Brief -> Wherever "screenshot" appears in a line, copy that line.

..........

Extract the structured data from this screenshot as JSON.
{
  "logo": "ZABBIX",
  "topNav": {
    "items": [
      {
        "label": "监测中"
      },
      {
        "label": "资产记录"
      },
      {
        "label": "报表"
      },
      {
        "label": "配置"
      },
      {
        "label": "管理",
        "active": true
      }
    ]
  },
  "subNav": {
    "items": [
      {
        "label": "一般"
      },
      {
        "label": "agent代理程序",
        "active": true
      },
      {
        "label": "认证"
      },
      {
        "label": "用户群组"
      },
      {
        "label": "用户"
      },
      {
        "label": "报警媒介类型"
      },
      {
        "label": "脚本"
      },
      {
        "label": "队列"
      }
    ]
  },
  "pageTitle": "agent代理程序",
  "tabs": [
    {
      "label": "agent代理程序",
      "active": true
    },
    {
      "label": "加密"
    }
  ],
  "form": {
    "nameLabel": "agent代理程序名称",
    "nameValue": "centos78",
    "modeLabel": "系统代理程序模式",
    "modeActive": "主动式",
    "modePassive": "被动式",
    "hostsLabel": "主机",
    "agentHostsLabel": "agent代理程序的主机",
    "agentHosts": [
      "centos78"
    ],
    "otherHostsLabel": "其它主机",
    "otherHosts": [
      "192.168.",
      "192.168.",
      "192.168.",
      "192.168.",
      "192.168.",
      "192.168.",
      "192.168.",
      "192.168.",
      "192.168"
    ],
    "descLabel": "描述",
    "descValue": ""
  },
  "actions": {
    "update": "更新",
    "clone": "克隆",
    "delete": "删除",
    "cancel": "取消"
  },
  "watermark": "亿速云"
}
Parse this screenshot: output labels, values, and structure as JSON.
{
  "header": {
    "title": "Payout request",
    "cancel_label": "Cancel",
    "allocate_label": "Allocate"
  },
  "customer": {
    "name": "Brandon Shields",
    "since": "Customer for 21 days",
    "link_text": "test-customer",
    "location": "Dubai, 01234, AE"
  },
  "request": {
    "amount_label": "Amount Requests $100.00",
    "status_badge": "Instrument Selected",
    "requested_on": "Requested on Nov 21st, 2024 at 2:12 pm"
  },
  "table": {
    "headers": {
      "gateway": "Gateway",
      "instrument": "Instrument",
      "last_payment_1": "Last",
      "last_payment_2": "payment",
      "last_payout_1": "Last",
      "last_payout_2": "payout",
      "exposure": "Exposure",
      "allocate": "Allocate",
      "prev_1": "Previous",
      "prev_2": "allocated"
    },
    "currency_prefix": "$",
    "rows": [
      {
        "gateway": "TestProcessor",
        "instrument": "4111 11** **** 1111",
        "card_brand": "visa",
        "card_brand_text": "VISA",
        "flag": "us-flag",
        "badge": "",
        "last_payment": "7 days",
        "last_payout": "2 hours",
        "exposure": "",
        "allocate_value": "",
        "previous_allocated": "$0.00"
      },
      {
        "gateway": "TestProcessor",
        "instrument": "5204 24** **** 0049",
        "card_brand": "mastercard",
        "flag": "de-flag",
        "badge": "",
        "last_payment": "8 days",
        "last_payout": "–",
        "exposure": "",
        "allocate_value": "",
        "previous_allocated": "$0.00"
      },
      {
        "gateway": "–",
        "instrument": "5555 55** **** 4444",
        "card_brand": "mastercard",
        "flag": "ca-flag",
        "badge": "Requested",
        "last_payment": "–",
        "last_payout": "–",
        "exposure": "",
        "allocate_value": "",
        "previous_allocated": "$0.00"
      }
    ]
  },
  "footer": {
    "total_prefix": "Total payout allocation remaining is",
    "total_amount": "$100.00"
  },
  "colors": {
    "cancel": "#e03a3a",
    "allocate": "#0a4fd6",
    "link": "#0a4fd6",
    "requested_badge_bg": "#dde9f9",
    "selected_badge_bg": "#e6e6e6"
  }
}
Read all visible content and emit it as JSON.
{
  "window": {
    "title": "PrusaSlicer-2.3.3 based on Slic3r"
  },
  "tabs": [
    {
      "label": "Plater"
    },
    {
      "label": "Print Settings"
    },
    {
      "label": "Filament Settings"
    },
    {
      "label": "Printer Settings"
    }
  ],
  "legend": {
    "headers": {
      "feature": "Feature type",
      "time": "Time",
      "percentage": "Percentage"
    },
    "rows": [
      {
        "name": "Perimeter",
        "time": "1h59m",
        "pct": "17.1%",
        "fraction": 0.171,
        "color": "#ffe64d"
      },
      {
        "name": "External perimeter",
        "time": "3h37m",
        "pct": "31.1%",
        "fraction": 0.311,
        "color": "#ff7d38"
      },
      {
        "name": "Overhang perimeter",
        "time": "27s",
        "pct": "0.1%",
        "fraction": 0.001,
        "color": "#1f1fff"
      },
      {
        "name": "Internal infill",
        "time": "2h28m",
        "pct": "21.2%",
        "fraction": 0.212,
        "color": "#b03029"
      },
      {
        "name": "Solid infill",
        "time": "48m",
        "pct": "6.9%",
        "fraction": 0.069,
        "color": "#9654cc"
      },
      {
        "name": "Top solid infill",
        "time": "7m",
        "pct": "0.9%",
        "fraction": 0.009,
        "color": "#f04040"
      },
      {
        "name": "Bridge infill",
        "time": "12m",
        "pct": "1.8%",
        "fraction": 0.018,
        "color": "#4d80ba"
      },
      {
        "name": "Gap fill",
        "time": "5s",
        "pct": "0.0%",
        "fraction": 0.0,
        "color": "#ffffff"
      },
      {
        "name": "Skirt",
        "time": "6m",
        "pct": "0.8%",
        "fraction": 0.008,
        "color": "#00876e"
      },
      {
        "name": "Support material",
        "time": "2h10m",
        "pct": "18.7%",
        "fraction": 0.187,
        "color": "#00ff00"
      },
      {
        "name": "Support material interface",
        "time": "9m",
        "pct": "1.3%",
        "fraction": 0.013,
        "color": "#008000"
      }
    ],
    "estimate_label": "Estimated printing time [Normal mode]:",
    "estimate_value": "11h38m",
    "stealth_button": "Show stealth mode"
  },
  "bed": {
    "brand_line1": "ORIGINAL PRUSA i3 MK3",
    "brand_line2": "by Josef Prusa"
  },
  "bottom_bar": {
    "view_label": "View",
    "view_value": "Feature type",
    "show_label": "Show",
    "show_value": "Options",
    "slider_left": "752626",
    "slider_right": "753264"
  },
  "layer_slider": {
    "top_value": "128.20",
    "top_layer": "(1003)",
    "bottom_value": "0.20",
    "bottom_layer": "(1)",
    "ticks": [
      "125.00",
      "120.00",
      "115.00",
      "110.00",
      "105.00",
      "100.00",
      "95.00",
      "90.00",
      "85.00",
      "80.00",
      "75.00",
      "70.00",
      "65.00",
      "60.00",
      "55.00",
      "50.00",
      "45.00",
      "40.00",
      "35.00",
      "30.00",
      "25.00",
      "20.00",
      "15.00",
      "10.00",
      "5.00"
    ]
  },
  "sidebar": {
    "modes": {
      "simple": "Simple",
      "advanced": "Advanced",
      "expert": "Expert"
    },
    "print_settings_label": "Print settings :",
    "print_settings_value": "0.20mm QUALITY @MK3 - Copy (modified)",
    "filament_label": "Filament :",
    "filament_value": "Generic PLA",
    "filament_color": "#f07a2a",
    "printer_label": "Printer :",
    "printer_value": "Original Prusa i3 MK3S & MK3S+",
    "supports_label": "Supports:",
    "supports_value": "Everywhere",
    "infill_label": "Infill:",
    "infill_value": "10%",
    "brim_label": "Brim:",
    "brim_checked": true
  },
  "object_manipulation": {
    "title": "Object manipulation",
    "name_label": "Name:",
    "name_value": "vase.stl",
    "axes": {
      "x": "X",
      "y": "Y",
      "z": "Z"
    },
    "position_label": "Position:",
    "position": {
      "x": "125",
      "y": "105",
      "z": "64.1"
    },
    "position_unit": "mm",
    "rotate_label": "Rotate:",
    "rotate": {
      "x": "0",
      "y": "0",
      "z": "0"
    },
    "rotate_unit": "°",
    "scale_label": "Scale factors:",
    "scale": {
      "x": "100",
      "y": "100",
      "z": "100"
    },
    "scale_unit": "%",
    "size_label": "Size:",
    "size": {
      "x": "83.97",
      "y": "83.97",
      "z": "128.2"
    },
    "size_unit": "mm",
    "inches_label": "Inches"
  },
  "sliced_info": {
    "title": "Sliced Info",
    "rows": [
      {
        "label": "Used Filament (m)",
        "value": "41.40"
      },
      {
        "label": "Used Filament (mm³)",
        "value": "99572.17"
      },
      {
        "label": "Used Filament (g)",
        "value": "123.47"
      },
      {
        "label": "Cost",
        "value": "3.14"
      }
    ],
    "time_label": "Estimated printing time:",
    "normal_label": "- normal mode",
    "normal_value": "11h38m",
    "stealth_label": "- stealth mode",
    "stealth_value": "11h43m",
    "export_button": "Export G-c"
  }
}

..........

Answer ->
Extract the structured data from this screenshot as JSON.
Parse this screenshot: output labels, values, and structure as JSON.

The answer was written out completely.